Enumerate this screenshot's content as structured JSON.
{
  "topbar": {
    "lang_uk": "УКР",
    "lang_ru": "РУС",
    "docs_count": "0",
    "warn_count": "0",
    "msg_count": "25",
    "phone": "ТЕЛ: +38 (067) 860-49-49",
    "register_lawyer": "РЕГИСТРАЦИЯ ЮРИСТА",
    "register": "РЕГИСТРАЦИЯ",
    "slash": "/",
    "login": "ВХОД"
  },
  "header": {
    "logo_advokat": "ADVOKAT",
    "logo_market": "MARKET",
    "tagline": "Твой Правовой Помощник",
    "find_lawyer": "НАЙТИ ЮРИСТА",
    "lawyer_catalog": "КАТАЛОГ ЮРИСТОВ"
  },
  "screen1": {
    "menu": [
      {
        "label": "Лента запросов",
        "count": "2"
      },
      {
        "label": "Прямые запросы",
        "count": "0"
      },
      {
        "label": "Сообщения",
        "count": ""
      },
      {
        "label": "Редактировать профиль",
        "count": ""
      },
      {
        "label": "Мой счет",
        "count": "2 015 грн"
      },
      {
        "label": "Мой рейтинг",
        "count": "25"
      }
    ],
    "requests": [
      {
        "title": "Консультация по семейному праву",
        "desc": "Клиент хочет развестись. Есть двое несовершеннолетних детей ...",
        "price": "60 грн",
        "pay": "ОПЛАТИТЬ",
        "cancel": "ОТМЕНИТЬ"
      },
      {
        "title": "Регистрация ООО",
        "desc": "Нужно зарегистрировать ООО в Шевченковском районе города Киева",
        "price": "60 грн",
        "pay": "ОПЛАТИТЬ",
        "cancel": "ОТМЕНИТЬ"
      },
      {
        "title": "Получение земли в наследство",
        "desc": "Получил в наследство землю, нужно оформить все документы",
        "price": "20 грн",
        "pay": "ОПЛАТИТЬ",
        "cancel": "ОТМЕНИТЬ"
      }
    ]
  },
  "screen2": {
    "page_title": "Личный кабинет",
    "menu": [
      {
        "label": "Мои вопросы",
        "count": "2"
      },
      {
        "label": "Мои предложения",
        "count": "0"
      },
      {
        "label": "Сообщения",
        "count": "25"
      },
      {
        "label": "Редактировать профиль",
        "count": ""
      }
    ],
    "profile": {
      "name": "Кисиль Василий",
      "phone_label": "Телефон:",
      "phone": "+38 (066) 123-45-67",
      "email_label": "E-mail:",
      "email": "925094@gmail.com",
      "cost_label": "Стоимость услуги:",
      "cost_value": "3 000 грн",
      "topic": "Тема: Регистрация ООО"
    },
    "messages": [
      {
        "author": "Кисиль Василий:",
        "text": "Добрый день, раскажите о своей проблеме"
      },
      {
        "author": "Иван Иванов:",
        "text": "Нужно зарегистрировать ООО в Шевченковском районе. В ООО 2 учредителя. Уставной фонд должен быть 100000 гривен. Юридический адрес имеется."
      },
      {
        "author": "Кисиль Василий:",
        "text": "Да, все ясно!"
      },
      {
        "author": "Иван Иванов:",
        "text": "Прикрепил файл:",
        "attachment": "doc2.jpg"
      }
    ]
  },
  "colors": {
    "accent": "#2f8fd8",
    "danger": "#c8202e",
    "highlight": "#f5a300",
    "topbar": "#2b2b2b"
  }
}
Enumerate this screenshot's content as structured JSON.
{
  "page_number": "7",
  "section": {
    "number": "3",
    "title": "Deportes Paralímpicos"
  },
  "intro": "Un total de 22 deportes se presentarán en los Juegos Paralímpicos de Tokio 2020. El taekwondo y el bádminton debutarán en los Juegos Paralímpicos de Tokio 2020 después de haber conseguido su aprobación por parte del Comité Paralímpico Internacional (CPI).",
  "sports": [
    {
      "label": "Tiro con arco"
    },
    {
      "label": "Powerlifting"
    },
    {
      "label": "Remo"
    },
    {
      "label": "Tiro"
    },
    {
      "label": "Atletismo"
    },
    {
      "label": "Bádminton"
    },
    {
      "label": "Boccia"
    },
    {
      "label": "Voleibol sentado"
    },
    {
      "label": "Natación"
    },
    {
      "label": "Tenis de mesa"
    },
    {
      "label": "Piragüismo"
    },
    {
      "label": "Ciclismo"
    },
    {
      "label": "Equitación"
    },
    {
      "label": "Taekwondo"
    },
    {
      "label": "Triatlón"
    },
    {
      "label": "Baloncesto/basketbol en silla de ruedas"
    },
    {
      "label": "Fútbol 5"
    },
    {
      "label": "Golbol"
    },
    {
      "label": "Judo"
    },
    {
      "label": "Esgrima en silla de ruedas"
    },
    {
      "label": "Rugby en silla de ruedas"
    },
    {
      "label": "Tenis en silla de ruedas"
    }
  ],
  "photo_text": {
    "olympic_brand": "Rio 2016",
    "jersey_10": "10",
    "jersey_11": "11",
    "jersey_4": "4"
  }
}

Exercise prompt: Your task is to retype all of the records exactly.

Result of the task:
Enumerate this screenshot's content as structured JSON.
{
  "topbar": {
    "lang_uk": "УКР",
    "lang_ru": "РУС",
    "docs_count": "0",
    "warn_count": "0",
    "msg_count": "25",
    "phone": "ТЕЛ: +38 (067) 860-49-49",
    "register_lawyer": "РЕГИСТРАЦИЯ ЮРИСТА",
    "register": "РЕГИСТРАЦИЯ",
    "slash": "/",
    "login": "ВХОД"
  },
  "header": {
    "logo_advokat": "ADVOKAT",
    "logo_market": "MARKET",
    "tagline": "Твой Правовой Помощник",
    "find_lawyer": "НАЙТИ ЮРИСТА",
    "lawyer_catalog": "КАТАЛОГ ЮРИСТОВ"
  },
  "screen1": {
    "menu": [
      {
        "label": "Лента запросов",
        "count": "2"
      },
      {
        "label": "Прямые запросы",
        "count": "0"
      },
      {
        "label": "Сообщения",
        "count": ""
      },
      {
        "label": "Редактировать профиль",
        "count": ""
      },
      {
        "label": "Мой счет",
        "count": "2 015 грн"
      },
      {
        "label": "Мой рейтинг",
        "count": "25"
      }
    ],
    "requests": [
      {
        "title": "Консультация по семейному праву",
        "desc": "Клиент хочет развестись. Есть двое несовершеннолетних детей ...",
        "price": "60 грн",
        "pay": "ОПЛАТИТЬ",
        "cancel": "ОТМЕНИТЬ"
      },
      {
        "title": "Регистрация ООО",
        "desc": "Нужно зарегистрировать ООО в Шевченковском районе города Киева",
        "price": "60 грн",
        "pay": "ОПЛАТИТЬ",
        "cancel": "ОТМЕНИТЬ"
      },
      {
        "title": "Получение земли в наследство",
        "desc": "Получил в наследство землю, нужно оформить все документы",
        "price": "20 грн",
        "pay": "ОПЛАТИТЬ",
        "cancel": "ОТМЕНИТЬ"
      }
    ]
  },
  "screen2": {
    "page_title": "Личный кабинет",
    "menu": [
      {
        "label": "Мои вопросы",
        "count": "2"
      },
      {
        "label": "Мои предложения",
        "count": "0"
      },
      {
        "label": "Сообщения",
        "count": "25"
      },
      {
        "label": "Редактировать профиль",
        "count": ""
      }
    ],
    "profile": {
      "name": "Кисиль Василий",
      "phone_label": "Телефон:",
      "phone": "+38 (066) 123-45-67",
      "email_label": "E-mail:",
      "email": "925094@gmail.com",
      "cost_label": "Стоимость услуги:",
      "cost_value": "3 000 грн",
      "topic": "Тема: Регистрация ООО"
    },
    "messages": [
      {
        "author": "Кисиль Василий:",
        "text": "Добрый день, раскажите о своей проблеме"
      },
      {
        "author": "Иван Иванов:",
        "text": "Нужно зарегистрировать ООО в Шевченковском районе. В ООО 2 учредителя. Уставной фонд должен быть 100000 гривен. Юридический адрес имеется."
      },
      {
        "author": "Кисиль Василий:",
        "text": "Да, все ясно!"
      },
      {
        "author": "Иван Иванов:",
        "text": "Прикрепил файл:",
        "attachment": "doc2.jpg"
      }
    ]
  },
  "colors": {
    "accent": "#2f8fd8",
    "danger": "#c8202e",
    "highlight": "#f5a300",
    "topbar": "#2b2b2b"
  }
}
Enumerate this screenshot's content as structured JSON.
{
  "page_number": "7",
  "section": {
    "number": "3",
    "title": "Deportes Paralímpicos"
  },
  "intro": "Un total de 22 deportes se presentarán en los Juegos Paralímpicos de Tokio 2020. El taekwondo y el bádminton debutarán en los Juegos Paralímpicos de Tokio 2020 después de haber conseguido su aprobación por parte del Comité Paralímpico Internacional (CPI).",
  "sports": [
    {
      "label": "Tiro con arco"
    },
    {
      "label": "Powerlifting"
    },
    {
      "label": "Remo"
    },
    {
      "label": "Tiro"
    },
    {
      "label": "Atletismo"
    },
    {
      "label": "Bádminton"
    },
    {
      "label": "Boccia"
    },
    {
      "label": "Voleibol sentado"
    },
    {
      "label": "Natación"
    },
    {
      "label": "Tenis de mesa"
    },
    {
      "label": "Piragüismo"
    },
    {
      "label": "Ciclismo"
    },
    {
      "label": "Equitación"
    },
    {
      "label": "Taekwondo"
    },
    {
      "label": "Triatlón"
    },
    {
      "label": "Baloncesto/basketbol en silla de ruedas"
    },
    {
      "label": "Fútbol 5"
    },
    {
      "label": "Golbol"
    },
    {
      "label": "Judo"
    },
    {
      "label": "Esgrima en silla de ruedas"
    },
    {
      "label": "Rugby en silla de ruedas"
    },
    {
      "label": "Tenis en silla de ruedas"
    }
  ],
  "photo_text": {
    "olympic_brand": "Rio 2016",
    "jersey_10": "10",
    "jersey_11": "11",
    "jersey_4": "4"
  }
}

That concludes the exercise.